- [Task directions]: Reproduce the listing exactly and skip over any pictures.

- [Given data]:
:::
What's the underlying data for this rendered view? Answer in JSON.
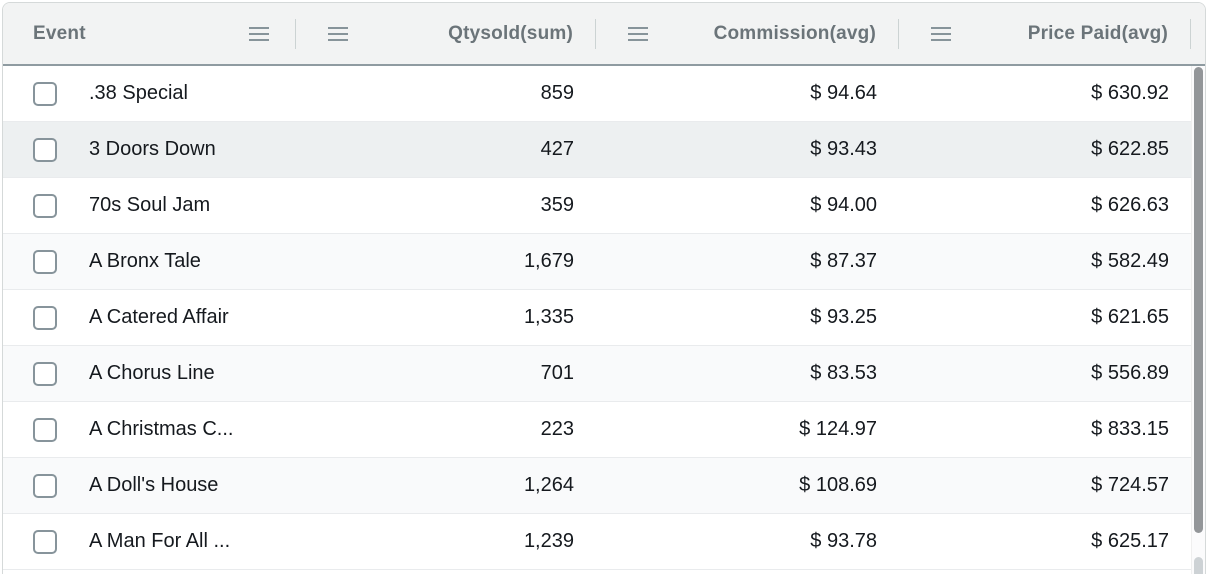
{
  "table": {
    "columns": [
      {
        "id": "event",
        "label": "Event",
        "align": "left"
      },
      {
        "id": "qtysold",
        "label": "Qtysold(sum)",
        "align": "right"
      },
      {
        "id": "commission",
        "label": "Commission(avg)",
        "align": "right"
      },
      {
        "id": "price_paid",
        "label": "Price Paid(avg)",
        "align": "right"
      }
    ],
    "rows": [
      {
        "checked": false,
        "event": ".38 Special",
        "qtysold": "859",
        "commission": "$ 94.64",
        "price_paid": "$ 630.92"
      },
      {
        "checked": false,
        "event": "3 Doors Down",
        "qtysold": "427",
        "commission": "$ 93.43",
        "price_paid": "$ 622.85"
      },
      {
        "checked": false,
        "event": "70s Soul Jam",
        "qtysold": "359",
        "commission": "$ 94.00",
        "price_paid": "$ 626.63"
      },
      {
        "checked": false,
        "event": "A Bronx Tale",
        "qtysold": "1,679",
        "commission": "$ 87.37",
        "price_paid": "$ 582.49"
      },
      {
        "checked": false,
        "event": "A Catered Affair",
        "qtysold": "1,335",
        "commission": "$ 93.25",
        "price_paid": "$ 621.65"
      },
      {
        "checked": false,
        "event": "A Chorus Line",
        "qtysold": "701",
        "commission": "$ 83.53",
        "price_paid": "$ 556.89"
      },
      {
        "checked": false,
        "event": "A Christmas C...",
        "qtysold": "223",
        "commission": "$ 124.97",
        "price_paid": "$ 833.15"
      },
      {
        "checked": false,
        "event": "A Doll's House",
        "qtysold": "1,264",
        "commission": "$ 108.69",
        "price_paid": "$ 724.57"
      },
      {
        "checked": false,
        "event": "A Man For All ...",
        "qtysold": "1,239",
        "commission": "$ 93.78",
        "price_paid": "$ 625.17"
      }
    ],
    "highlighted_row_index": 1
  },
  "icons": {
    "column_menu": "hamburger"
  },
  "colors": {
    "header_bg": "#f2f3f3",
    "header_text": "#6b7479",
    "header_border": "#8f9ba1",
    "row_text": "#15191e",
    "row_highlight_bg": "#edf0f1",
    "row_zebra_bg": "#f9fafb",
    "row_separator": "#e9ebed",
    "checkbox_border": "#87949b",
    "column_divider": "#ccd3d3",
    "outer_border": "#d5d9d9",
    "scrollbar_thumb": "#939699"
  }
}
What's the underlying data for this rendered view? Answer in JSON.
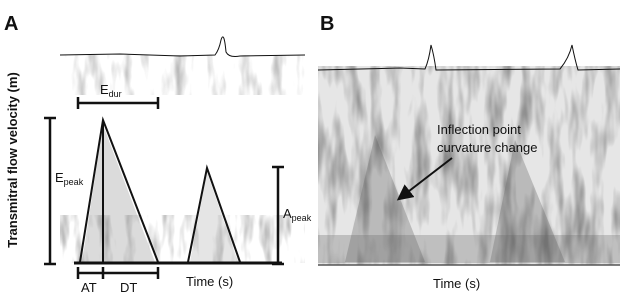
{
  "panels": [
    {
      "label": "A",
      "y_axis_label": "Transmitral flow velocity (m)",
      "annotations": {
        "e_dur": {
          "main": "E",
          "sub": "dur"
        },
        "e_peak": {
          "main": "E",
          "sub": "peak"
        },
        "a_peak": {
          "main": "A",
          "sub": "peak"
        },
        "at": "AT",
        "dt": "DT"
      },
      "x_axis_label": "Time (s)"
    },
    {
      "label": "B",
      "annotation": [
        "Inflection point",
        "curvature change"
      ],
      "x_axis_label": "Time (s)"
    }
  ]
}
:::
- [Output of the task]:
What's the underlying data for this rendered view? Answer in JSON.
{
  "table": {
    "columns": [
      {
        "id": "event",
        "label": "Event",
        "align": "left"
      },
      {
        "id": "qtysold",
        "label": "Qtysold(sum)",
        "align": "right"
      },
      {
        "id": "commission",
        "label": "Commission(avg)",
        "align": "right"
      },
      {
        "id": "price_paid",
        "label": "Price Paid(avg)",
        "align": "right"
      }
    ],
    "rows": [
      {
        "checked": false,
        "event": ".38 Special",
        "qtysold": "859",
        "commission": "$ 94.64",
        "price_paid": "$ 630.92"
      },
      {
        "checked": false,
        "event": "3 Doors Down",
        "qtysold": "427",
        "commission": "$ 93.43",
        "price_paid": "$ 622.85"
      },
      {
        "checked": false,
        "event": "70s Soul Jam",
        "qtysold": "359",
        "commission": "$ 94.00",
        "price_paid": "$ 626.63"
      },
      {
        "checked": false,
        "event": "A Bronx Tale",
        "qtysold": "1,679",
        "commission": "$ 87.37",
        "price_paid": "$ 582.49"
      },
      {
        "checked": false,
        "event": "A Catered Affair",
        "qtysold": "1,335",
        "commission": "$ 93.25",
        "price_paid": "$ 621.65"
      },
      {
        "checked": false,
        "event": "A Chorus Line",
        "qtysold": "701",
        "commission": "$ 83.53",
        "price_paid": "$ 556.89"
      },
      {
        "checked": false,
        "event": "A Christmas C...",
        "qtysold": "223",
        "commission": "$ 124.97",
        "price_paid": "$ 833.15"
      },
      {
        "checked": false,
        "event": "A Doll's House",
        "qtysold": "1,264",
        "commission": "$ 108.69",
        "price_paid": "$ 724.57"
      },
      {
        "checked": false,
        "event": "A Man For All ...",
        "qtysold": "1,239",
        "commission": "$ 93.78",
        "price_paid": "$ 625.17"
      }
    ],
    "highlighted_row_index": 1
  },
  "icons": {
    "column_menu": "hamburger"
  },
  "colors": {
    "header_bg": "#f2f3f3",
    "header_text": "#6b7479",
    "header_border": "#8f9ba1",
    "row_text": "#15191e",
    "row_highlight_bg": "#edf0f1",
    "row_zebra_bg": "#f9fafb",
    "row_separator": "#e9ebed",
    "checkbox_border": "#87949b",
    "column_divider": "#ccd3d3",
    "outer_border": "#d5d9d9",
    "scrollbar_thumb": "#939699"
  }
}
What's the underlying data for this rendered view? Answer in JSON.
{
  "panels": [
    {
      "label": "A",
      "y_axis_label": "Transmitral flow velocity (m)",
      "annotations": {
        "e_dur": {
          "main": "E",
          "sub": "dur"
        },
        "e_peak": {
          "main": "E",
          "sub": "peak"
        },
        "a_peak": {
          "main": "A",
          "sub": "peak"
        },
        "at": "AT",
        "dt": "DT"
      },
      "x_axis_label": "Time (s)"
    },
    {
      "label": "B",
      "annotation": [
        "Inflection point",
        "curvature change"
      ],
      "x_axis_label": "Time (s)"
    }
  ]
}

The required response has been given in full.